--- Begin Task data ---

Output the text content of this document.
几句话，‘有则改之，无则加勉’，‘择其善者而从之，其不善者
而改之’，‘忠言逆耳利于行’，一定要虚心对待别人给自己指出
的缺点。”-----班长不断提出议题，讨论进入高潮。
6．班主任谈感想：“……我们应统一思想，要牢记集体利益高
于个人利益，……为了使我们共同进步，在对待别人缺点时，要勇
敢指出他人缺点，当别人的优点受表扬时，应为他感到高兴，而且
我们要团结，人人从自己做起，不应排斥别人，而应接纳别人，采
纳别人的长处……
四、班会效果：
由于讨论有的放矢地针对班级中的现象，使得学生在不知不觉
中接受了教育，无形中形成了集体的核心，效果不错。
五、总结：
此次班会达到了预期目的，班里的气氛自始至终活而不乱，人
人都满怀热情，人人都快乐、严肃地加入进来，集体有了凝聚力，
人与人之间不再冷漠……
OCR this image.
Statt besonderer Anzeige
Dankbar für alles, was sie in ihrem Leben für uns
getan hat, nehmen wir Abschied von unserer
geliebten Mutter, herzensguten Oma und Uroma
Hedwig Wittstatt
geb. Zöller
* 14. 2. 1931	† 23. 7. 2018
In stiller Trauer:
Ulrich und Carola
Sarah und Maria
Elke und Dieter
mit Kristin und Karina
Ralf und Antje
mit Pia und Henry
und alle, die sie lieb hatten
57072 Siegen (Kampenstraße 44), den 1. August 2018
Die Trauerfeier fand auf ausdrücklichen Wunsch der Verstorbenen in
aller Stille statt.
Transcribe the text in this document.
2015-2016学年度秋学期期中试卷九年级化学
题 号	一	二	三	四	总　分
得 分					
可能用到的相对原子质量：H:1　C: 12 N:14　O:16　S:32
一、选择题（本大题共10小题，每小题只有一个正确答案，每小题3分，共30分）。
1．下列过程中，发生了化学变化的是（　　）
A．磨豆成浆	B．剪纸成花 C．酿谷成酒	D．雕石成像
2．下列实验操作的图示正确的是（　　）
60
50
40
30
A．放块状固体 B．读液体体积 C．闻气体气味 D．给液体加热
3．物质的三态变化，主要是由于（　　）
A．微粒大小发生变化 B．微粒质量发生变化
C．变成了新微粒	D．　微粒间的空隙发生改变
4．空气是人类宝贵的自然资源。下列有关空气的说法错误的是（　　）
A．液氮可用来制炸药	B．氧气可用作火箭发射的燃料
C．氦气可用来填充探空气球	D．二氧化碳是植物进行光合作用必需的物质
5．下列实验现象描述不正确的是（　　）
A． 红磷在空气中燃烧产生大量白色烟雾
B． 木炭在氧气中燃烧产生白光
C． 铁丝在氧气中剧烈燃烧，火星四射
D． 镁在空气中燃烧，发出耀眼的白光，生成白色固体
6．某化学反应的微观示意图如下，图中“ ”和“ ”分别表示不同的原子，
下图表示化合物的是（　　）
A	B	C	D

--- End Task data ---

**What you need to do**:
Your task is to list each line of the records with the word "this".

**The result**:
Output the text content of this document.
OCR this image.
Transcribe the text in this document.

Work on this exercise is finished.